TASK TO CARRY OUT: Copy out every entry below unchanged, except that each instance of "Description with numbered items" becomes "Numbered description".

RECORDS PROVIDED:
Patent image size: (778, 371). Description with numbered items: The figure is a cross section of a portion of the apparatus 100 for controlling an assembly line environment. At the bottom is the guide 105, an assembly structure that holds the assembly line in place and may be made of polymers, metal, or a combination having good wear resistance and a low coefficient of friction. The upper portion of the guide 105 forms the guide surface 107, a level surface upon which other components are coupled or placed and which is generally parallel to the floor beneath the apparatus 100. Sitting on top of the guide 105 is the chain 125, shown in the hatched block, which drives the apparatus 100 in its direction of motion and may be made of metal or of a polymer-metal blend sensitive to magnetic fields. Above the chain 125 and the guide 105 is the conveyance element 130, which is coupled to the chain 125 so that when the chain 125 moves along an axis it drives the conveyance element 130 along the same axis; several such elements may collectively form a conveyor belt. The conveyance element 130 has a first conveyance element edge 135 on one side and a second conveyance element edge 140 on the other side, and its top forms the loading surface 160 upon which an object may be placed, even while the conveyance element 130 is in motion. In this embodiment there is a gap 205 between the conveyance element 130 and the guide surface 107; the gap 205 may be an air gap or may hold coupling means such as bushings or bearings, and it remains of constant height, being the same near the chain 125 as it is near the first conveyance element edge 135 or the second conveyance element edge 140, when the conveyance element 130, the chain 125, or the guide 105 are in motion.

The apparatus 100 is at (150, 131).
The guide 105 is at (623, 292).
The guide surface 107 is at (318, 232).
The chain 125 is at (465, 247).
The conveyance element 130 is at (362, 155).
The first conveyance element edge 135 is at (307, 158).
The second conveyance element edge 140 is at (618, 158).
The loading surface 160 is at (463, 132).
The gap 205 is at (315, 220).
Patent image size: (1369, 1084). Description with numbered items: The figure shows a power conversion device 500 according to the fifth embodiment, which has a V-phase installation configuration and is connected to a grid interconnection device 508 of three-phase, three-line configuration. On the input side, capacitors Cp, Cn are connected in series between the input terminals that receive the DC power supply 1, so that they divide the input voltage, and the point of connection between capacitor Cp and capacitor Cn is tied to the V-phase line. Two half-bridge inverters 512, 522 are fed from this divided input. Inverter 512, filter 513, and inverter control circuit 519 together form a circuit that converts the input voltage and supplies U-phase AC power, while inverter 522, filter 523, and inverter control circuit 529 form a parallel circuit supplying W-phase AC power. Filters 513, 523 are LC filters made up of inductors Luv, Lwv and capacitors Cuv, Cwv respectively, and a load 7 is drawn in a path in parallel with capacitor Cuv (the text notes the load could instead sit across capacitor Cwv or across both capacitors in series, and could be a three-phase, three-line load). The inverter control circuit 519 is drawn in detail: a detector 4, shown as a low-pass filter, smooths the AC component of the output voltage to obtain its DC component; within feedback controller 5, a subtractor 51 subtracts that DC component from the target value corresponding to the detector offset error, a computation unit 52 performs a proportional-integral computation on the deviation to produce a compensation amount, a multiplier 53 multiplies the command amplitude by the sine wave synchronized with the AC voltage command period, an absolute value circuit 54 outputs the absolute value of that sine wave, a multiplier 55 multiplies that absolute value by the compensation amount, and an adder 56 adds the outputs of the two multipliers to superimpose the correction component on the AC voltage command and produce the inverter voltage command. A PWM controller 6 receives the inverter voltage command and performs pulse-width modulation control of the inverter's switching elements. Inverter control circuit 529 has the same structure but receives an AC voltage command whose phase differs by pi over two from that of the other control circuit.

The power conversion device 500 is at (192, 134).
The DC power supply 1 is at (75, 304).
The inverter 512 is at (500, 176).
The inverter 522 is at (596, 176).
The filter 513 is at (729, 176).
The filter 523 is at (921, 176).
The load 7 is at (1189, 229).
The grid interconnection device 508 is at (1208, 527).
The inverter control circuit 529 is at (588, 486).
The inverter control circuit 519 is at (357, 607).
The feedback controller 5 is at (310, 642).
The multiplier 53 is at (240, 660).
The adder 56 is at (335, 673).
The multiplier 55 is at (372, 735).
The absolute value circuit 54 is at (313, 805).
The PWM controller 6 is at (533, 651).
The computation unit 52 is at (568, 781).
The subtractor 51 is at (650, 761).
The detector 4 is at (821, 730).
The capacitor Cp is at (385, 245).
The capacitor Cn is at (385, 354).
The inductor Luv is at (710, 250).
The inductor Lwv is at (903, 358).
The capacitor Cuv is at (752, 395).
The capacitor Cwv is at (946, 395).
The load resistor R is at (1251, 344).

RESPONSE TO THIS EXERCISE:
Patent image size: (778, 371). Numbered description: The figure is a cross section of a portion of the apparatus 100 for controlling an assembly line environment. At the bottom is the guide 105, an assembly structure that holds the assembly line in place and may be made of polymers, metal, or a combination having good wear resistance and a low coefficient of friction. The upper portion of the guide 105 forms the guide surface 107, a level surface upon which other components are coupled or placed and which is generally parallel to the floor beneath the apparatus 100. Sitting on top of the guide 105 is the chain 125, shown in the hatched block, which drives the apparatus 100 in its direction of motion and may be made of metal or of a polymer-metal blend sensitive to magnetic fields. Above the chain 125 and the guide 105 is the conveyance element 130, which is coupled to the chain 125 so that when the chain 125 moves along an axis it drives the conveyance element 130 along the same axis; several such elements may collectively form a conveyor belt. The conveyance element 130 has a first conveyance element edge 135 on one side and a second conveyance element edge 140 on the other side, and its top forms the loading surface 160 upon which an object may be placed, even while the conveyance element 130 is in motion. In this embodiment there is a gap 205 between the conveyance element 130 and the guide surface 107; the gap 205 may be an air gap or may hold coupling means such as bushings or bearings, and it remains of constant height, being the same near the chain 125 as it is near the first conveyance element edge 135 or the second conveyance element edge 140, when the conveyance element 130, the chain 125, or the guide 105 are in motion.

The apparatus 100 is at (150, 131).
The guide 105 is at (623, 292).
The guide surface 107 is at (318, 232).
The chain 125 is at (465, 247).
The conveyance element 130 is at (362, 155).
The first conveyance element edge 135 is at (307, 158).
The second conveyance element edge 140 is at (618, 158).
The loading surface 160 is at (463, 132).
The gap 205 is at (315, 220).
Patent image size: (1369, 1084). Numbered description: The figure shows a power conversion device 500 according to the fifth embodiment, which has a V-phase installation configuration and is connected to a grid interconnection device 508 of three-phase, three-line configuration. On the input side, capacitors Cp, Cn are connected in series between the input terminals that receive the DC power supply 1, so that they divide the input voltage, and the point of connection between capacitor Cp and capacitor Cn is tied to the V-phase line. Two half-bridge inverters 512, 522 are fed from this divided input. Inverter 512, filter 513, and inverter control circuit 519 together form a circuit that converts the input voltage and supplies U-phase AC power, while inverter 522, filter 523, and inverter control circuit 529 form a parallel circuit supplying W-phase AC power. Filters 513, 523 are LC filters made up of inductors Luv, Lwv and capacitors Cuv, Cwv respectively, and a load 7 is drawn in a path in parallel with capacitor Cuv (the text notes the load could instead sit across capacitor Cwv or across both capacitors in series, and could be a three-phase, three-line load). The inverter control circuit 519 is drawn in detail: a detector 4, shown as a low-pass filter, smooths the AC component of the output voltage to obtain its DC component; within feedback controller 5, a subtractor 51 subtracts that DC component from the target value corresponding to the detector offset error, a computation unit 52 performs a proportional-integral computation on the deviation to produce a compensation amount, a multiplier 53 multiplies the command amplitude by the sine wave synchronized with the AC voltage command period, an absolute value circuit 54 outputs the absolute value of that sine wave, a multiplier 55 multiplies that absolute value by the compensation amount, and an adder 56 adds the outputs of the two multipliers to superimpose the correction component on the AC voltage command and produce the inverter voltage command. A PWM controller 6 receives the inverter voltage command and performs pulse-width modulation control of the inverter's switching elements. Inverter control circuit 529 has the same structure but receives an AC voltage command whose phase differs by pi over two from that of the other control circuit.

The power conversion device 500 is at (192, 134).
The DC power supply 1 is at (75, 304).
The inverter 512 is at (500, 176).
The inverter 522 is at (596, 176).
The filter 513 is at (729, 176).
The filter 523 is at (921, 176).
The load 7 is at (1189, 229).
The grid interconnection device 508 is at (1208, 527).
The inverter control circuit 529 is at (588, 486).
The inverter control circuit 519 is at (357, 607).
The feedback controller 5 is at (310, 642).
The multiplier 53 is at (240, 660).
The adder 56 is at (335, 673).
The multiplier 55 is at (372, 735).
The absolute value circuit 54 is at (313, 805).
The PWM controller 6 is at (533, 651).
The computation unit 52 is at (568, 781).
The subtractor 51 is at (650, 761).
The detector 4 is at (821, 730).
The capacitor Cp is at (385, 245).
The capacitor Cn is at (385, 354).
The inductor Luv is at (710, 250).
The inductor Lwv is at (903, 358).
The capacitor Cuv is at (752, 395).
The capacitor Cwv is at (946, 395).
The load resistor R is at (1251, 344).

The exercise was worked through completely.